#### DESCRIPTION OF THE TASK
Output all of the entries below precisely as written.

++++++++

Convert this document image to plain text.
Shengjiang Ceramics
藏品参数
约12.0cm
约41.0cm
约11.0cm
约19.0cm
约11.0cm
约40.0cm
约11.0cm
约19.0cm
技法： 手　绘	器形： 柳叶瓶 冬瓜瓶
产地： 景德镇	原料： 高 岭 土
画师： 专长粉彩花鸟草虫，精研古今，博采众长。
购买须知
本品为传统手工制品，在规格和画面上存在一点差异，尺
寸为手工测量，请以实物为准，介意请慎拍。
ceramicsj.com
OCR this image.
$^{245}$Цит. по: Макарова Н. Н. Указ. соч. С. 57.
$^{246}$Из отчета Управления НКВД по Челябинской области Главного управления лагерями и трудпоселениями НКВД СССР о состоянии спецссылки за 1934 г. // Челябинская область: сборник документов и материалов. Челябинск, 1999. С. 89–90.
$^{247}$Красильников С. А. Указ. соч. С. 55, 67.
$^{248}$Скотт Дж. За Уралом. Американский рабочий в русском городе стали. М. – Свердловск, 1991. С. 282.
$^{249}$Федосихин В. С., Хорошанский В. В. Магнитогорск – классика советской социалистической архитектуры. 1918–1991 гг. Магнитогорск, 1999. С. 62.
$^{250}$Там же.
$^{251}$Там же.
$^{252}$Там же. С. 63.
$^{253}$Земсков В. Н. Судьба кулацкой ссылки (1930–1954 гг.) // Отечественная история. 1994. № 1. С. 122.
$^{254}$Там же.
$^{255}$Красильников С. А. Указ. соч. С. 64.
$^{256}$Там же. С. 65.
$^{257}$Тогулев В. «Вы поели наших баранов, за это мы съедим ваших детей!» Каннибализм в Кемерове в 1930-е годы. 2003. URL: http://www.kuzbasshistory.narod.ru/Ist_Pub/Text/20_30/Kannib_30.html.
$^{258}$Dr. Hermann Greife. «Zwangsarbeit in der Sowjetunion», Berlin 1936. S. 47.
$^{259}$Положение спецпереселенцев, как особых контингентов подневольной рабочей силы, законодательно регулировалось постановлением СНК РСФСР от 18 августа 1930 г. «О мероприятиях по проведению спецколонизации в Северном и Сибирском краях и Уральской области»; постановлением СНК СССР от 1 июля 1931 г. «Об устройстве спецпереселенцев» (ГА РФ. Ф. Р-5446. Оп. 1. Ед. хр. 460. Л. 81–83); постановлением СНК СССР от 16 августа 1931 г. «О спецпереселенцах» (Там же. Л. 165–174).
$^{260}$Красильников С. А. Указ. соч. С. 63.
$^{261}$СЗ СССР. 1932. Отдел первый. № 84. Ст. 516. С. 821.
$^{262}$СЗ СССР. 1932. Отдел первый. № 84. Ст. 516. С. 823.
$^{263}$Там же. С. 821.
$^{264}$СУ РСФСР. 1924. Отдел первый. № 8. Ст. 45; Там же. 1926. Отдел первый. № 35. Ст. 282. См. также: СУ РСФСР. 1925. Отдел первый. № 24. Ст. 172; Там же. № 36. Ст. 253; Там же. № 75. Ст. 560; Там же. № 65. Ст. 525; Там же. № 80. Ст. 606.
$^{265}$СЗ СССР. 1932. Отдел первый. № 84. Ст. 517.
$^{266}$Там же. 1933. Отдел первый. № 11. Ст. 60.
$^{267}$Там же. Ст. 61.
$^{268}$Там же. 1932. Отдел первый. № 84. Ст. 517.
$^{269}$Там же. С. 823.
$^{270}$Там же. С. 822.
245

++++++++

#### WRITTEN REPLY
Convert this document image to plain text.
Shengjiang Ceramics
藏品参数
约12.0cm
约41.0cm
约11.0cm
约19.0cm
约11.0cm
约40.0cm
约11.0cm
约19.0cm
技法： 手　绘	器形： 柳叶瓶 冬瓜瓶
产地： 景德镇	原料： 高 岭 土
画师： 专长粉彩花鸟草虫，精研古今，博采众长。
购买须知
本品为传统手工制品，在规格和画面上存在一点差异，尺
寸为手工测量，请以实物为准，介意请慎拍。
ceramicsj.com
OCR this image.
$^{245}$Цит. по: Макарова Н. Н. Указ. соч. С. 57.
$^{246}$Из отчета Управления НКВД по Челябинской области Главного управления лагерями и трудпоселениями НКВД СССР о состоянии спецссылки за 1934 г. // Челябинская область: сборник документов и материалов. Челябинск, 1999. С. 89–90.
$^{247}$Красильников С. А. Указ. соч. С. 55, 67.
$^{248}$Скотт Дж. За Уралом. Американский рабочий в русском городе стали. М. – Свердловск, 1991. С. 282.
$^{249}$Федосихин В. С., Хорошанский В. В. Магнитогорск – классика советской социалистической архитектуры. 1918–1991 гг. Магнитогорск, 1999. С. 62.
$^{250}$Там же.
$^{251}$Там же.
$^{252}$Там же. С. 63.
$^{253}$Земсков В. Н. Судьба кулацкой ссылки (1930–1954 гг.) // Отечественная история. 1994. № 1. С. 122.
$^{254}$Там же.
$^{255}$Красильников С. А. Указ. соч. С. 64.
$^{256}$Там же. С. 65.
$^{257}$Тогулев В. «Вы поели наших баранов, за это мы съедим ваших детей!» Каннибализм в Кемерове в 1930-е годы. 2003. URL: http://www.kuzbasshistory.narod.ru/Ist_Pub/Text/20_30/Kannib_30.html.
$^{258}$Dr. Hermann Greife. «Zwangsarbeit in der Sowjetunion», Berlin 1936. S. 47.
$^{259}$Положение спецпереселенцев, как особых контингентов подневольной рабочей силы, законодательно регулировалось постановлением СНК РСФСР от 18 августа 1930 г. «О мероприятиях по проведению спецколонизации в Северном и Сибирском краях и Уральской области»; постановлением СНК СССР от 1 июля 1931 г. «Об устройстве спецпереселенцев» (ГА РФ. Ф. Р-5446. Оп. 1. Ед. хр. 460. Л. 81–83); постановлением СНК СССР от 16 августа 1931 г. «О спецпереселенцах» (Там же. Л. 165–174).
$^{260}$Красильников С. А. Указ. соч. С. 63.
$^{261}$СЗ СССР. 1932. Отдел первый. № 84. Ст. 516. С. 821.
$^{262}$СЗ СССР. 1932. Отдел первый. № 84. Ст. 516. С. 823.
$^{263}$Там же. С. 821.
$^{264}$СУ РСФСР. 1924. Отдел первый. № 8. Ст. 45; Там же. 1926. Отдел первый. № 35. Ст. 282. См. также: СУ РСФСР. 1925. Отдел первый. № 24. Ст. 172; Там же. № 36. Ст. 253; Там же. № 75. Ст. 560; Там же. № 65. Ст. 525; Там же. № 80. Ст. 606.
$^{265}$СЗ СССР. 1932. Отдел первый. № 84. Ст. 517.
$^{266}$Там же. 1933. Отдел первый. № 11. Ст. 60.
$^{267}$Там же. Ст. 61.
$^{268}$Там же. 1932. Отдел первый. № 84. Ст. 517.
$^{269}$Там же. С. 823.
$^{270}$Там же. С. 822.
245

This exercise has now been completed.